## Problem requirements
Pick out every line of the entries below where "JSON" occurs, and copy those lines.

[Data items]
★ ★ ★ ★ ★
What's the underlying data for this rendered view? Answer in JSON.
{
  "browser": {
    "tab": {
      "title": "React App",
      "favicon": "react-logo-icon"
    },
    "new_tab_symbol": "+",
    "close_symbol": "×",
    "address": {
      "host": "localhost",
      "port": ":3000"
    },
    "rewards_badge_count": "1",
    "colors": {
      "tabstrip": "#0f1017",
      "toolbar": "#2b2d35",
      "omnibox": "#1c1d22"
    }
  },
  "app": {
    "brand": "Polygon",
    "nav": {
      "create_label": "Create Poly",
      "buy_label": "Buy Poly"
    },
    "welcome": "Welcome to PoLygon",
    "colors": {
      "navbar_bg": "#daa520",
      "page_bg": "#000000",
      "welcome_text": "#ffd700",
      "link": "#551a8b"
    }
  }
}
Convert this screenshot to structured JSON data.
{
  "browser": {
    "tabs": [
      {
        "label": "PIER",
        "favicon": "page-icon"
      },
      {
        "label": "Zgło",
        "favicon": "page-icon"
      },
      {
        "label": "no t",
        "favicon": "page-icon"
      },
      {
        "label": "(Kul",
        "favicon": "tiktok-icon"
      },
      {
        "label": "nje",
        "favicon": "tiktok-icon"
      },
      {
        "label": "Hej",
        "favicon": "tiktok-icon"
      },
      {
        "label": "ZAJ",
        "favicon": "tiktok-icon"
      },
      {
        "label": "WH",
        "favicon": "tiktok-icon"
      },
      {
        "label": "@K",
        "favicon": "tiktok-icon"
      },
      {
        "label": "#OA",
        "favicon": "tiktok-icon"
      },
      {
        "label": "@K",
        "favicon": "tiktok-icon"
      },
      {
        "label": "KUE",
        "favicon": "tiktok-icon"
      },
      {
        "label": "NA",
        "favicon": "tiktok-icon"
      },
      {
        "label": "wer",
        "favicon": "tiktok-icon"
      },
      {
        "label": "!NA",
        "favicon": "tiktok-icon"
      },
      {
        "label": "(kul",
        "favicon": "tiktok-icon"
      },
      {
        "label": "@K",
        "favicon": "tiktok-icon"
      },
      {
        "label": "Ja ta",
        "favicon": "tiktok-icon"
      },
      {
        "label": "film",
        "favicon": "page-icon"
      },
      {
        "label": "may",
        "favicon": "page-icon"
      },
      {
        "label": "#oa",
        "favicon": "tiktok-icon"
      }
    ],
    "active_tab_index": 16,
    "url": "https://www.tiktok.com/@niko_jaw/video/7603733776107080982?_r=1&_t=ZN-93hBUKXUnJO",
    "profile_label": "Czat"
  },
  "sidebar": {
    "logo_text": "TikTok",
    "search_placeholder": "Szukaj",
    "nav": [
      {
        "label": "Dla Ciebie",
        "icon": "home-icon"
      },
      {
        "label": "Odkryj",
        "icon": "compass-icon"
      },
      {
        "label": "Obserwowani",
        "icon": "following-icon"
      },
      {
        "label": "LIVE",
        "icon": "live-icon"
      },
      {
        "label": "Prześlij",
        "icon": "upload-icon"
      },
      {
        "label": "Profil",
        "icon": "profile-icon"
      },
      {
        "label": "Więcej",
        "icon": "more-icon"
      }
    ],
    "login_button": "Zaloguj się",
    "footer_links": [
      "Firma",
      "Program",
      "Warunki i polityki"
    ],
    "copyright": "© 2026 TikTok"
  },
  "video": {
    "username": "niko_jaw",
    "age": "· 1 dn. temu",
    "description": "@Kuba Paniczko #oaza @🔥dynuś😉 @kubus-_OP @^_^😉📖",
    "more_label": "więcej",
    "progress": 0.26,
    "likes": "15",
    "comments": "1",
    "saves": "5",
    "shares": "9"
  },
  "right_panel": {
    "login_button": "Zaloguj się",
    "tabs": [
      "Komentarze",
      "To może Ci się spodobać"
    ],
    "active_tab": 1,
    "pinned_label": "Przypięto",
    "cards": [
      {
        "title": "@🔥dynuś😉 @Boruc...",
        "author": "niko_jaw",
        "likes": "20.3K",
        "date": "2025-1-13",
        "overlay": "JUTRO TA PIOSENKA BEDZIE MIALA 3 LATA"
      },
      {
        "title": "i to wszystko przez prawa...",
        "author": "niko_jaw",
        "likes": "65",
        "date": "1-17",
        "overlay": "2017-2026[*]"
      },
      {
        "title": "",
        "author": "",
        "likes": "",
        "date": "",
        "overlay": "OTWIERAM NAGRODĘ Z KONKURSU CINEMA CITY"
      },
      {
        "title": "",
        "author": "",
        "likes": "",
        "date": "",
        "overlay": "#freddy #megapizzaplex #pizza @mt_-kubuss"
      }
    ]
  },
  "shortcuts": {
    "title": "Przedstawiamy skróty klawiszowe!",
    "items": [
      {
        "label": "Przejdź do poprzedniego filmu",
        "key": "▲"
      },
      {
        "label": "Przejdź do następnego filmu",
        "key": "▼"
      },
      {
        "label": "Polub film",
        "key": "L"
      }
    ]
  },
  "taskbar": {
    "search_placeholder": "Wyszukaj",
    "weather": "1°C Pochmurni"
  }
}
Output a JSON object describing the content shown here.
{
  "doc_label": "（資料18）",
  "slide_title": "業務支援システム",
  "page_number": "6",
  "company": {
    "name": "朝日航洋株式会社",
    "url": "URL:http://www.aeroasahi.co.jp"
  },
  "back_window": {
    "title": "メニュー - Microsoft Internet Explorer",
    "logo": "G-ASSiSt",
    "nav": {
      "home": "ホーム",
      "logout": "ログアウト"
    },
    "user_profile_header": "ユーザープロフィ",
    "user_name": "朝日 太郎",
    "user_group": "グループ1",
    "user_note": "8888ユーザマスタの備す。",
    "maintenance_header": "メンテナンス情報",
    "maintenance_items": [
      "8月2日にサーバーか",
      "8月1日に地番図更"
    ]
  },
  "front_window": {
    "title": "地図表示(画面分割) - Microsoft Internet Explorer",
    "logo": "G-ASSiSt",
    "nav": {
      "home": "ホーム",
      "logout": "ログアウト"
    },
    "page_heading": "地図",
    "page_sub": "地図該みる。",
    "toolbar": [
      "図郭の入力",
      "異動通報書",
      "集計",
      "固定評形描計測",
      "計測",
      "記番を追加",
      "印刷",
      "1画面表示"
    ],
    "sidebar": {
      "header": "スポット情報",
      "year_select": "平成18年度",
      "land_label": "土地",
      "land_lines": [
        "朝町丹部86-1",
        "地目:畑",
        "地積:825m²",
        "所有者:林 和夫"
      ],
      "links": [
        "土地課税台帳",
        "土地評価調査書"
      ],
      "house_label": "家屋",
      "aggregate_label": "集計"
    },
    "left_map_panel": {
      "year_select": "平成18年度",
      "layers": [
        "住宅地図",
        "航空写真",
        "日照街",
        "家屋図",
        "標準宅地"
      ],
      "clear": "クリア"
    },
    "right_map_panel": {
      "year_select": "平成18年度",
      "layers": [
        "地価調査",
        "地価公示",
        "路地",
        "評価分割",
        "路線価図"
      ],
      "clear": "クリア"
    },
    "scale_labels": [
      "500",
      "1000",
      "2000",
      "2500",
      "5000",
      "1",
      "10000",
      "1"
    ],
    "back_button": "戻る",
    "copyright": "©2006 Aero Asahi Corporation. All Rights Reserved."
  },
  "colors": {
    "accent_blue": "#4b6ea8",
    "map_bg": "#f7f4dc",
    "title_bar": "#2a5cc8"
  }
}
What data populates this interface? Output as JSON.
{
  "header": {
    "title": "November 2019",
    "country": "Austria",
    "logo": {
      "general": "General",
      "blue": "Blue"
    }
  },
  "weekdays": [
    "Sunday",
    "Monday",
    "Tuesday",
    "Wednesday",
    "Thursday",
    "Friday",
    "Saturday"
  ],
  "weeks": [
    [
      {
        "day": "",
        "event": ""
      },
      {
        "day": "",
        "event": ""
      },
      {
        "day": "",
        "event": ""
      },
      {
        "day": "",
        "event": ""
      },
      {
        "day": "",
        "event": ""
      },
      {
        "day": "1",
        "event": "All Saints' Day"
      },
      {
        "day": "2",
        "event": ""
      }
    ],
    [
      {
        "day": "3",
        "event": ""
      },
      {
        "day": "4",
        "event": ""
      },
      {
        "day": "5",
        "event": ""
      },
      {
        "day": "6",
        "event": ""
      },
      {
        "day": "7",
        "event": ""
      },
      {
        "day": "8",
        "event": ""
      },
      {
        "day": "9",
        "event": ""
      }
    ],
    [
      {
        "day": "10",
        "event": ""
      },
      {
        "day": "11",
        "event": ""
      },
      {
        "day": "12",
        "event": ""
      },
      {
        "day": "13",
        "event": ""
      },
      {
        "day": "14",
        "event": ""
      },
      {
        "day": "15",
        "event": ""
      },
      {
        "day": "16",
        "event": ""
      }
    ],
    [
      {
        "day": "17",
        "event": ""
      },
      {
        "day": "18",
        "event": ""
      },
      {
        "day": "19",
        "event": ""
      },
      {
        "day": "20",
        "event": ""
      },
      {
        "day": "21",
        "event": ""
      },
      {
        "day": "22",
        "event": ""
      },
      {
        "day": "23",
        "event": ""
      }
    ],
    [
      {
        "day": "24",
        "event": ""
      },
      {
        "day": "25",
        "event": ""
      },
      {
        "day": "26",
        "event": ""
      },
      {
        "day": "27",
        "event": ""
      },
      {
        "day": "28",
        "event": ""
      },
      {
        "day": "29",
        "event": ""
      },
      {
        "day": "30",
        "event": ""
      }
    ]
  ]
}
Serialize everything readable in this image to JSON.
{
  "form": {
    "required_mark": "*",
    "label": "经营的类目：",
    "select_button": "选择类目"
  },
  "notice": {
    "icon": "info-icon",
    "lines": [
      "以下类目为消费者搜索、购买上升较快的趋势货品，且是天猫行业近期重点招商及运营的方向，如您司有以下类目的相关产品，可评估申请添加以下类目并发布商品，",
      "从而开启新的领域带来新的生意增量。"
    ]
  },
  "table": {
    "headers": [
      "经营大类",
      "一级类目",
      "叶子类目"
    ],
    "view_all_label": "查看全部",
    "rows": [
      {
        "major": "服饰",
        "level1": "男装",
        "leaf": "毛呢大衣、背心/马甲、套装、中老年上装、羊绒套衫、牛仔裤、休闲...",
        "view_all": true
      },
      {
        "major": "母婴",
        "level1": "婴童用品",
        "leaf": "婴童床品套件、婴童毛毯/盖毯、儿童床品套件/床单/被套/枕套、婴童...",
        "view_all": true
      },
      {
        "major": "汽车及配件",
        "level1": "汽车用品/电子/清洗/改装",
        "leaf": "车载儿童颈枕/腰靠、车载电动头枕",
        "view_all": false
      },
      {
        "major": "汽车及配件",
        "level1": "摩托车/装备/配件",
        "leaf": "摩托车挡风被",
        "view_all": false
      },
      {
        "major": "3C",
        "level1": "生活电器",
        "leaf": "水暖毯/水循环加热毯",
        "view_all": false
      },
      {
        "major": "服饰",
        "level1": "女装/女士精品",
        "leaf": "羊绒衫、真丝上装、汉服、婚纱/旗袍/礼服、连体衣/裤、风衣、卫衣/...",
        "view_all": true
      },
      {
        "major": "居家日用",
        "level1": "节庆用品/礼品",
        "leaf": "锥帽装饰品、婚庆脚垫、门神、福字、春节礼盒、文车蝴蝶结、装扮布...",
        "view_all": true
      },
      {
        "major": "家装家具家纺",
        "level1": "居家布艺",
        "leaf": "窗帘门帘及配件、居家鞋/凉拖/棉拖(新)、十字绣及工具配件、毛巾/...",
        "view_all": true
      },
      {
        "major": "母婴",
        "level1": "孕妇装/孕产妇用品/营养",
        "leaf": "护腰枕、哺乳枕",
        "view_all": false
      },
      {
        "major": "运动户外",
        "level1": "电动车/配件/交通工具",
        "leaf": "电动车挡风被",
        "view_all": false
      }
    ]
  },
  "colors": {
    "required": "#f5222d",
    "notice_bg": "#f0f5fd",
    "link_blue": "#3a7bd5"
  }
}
★ ★ ★ ★ ★
## Response to the exercise
What's the underlying data for this rendered view? Answer in JSON.
Convert this screenshot to structured JSON data.
Output a JSON object describing the content shown here.
What data populates this interface? Output as JSON.
Serialize everything readable in this image to JSON.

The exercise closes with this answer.